◆ **SOURCE RECORDS**
---------------
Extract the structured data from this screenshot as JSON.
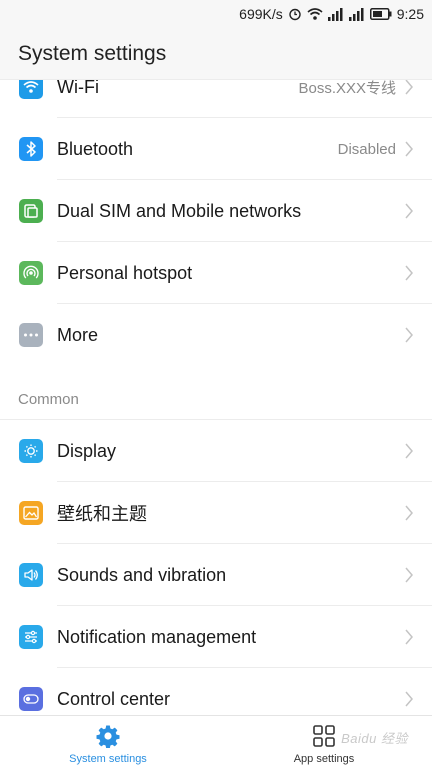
{
  "status_bar": {
    "speed": "699K/s",
    "time": "9:25",
    "icons": [
      "alarm-icon",
      "wifi-icon",
      "signal-icon",
      "signal-icon",
      "battery-icon"
    ]
  },
  "header": {
    "title": "System settings"
  },
  "rows_top": [
    {
      "label": "Wi-Fi",
      "value": "Boss.XXX专线",
      "icon": "wifi-icon",
      "color": "#1e9be8"
    },
    {
      "label": "Bluetooth",
      "value": "Disabled",
      "icon": "bluetooth-icon",
      "color": "#2196f3"
    },
    {
      "label": "Dual SIM and Mobile networks",
      "value": "",
      "icon": "sim-icon",
      "color": "#4caf50"
    },
    {
      "label": "Personal hotspot",
      "value": "",
      "icon": "hotspot-icon",
      "color": "#5cb85c"
    },
    {
      "label": "More",
      "value": "",
      "icon": "more-icon",
      "color": "#a9b2bd"
    }
  ],
  "section": {
    "label": "Common"
  },
  "rows_common": [
    {
      "label": "Display",
      "value": "",
      "icon": "brightness-icon",
      "color": "#29a9ea"
    },
    {
      "label": "壁纸和主题",
      "value": "",
      "icon": "wallpaper-icon",
      "color": "#f5a623"
    },
    {
      "label": "Sounds and vibration",
      "value": "",
      "icon": "speaker-icon",
      "color": "#29a9ea"
    },
    {
      "label": "Notification management",
      "value": "",
      "icon": "sliders-icon",
      "color": "#29a9ea"
    },
    {
      "label": "Control center",
      "value": "",
      "icon": "toggle-icon",
      "color": "#5a6fe0"
    }
  ],
  "bottom_nav": {
    "system_settings": "System settings",
    "app_settings": "App settings",
    "active_color": "#2a8fe0"
  },
  "watermark": "Baidu 经验"
}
---------------
◆ **WORK INSTRUCTIONS**
Return the listing above in full and without alteration, excluding its pictures.

◆ **FINISHED EXERCISE**
Extract the structured data from this screenshot as JSON.
{
  "status_bar": {
    "speed": "699K/s",
    "time": "9:25",
    "icons": [
      "alarm-icon",
      "wifi-icon",
      "signal-icon",
      "signal-icon",
      "battery-icon"
    ]
  },
  "header": {
    "title": "System settings"
  },
  "rows_top": [
    {
      "label": "Wi-Fi",
      "value": "Boss.XXX专线",
      "icon": "wifi-icon",
      "color": "#1e9be8"
    },
    {
      "label": "Bluetooth",
      "value": "Disabled",
      "icon": "bluetooth-icon",
      "color": "#2196f3"
    },
    {
      "label": "Dual SIM and Mobile networks",
      "value": "",
      "icon": "sim-icon",
      "color": "#4caf50"
    },
    {
      "label": "Personal hotspot",
      "value": "",
      "icon": "hotspot-icon",
      "color": "#5cb85c"
    },
    {
      "label": "More",
      "value": "",
      "icon": "more-icon",
      "color": "#a9b2bd"
    }
  ],
  "section": {
    "label": "Common"
  },
  "rows_common": [
    {
      "label": "Display",
      "value": "",
      "icon": "brightness-icon",
      "color": "#29a9ea"
    },
    {
      "label": "壁纸和主题",
      "value": "",
      "icon": "wallpaper-icon",
      "color": "#f5a623"
    },
    {
      "label": "Sounds and vibration",
      "value": "",
      "icon": "speaker-icon",
      "color": "#29a9ea"
    },
    {
      "label": "Notification management",
      "value": "",
      "icon": "sliders-icon",
      "color": "#29a9ea"
    },
    {
      "label": "Control center",
      "value": "",
      "icon": "toggle-icon",
      "color": "#5a6fe0"
    }
  ],
  "bottom_nav": {
    "system_settings": "System settings",
    "app_settings": "App settings",
    "active_color": "#2a8fe0"
  },
  "watermark": "Baidu 经验"
}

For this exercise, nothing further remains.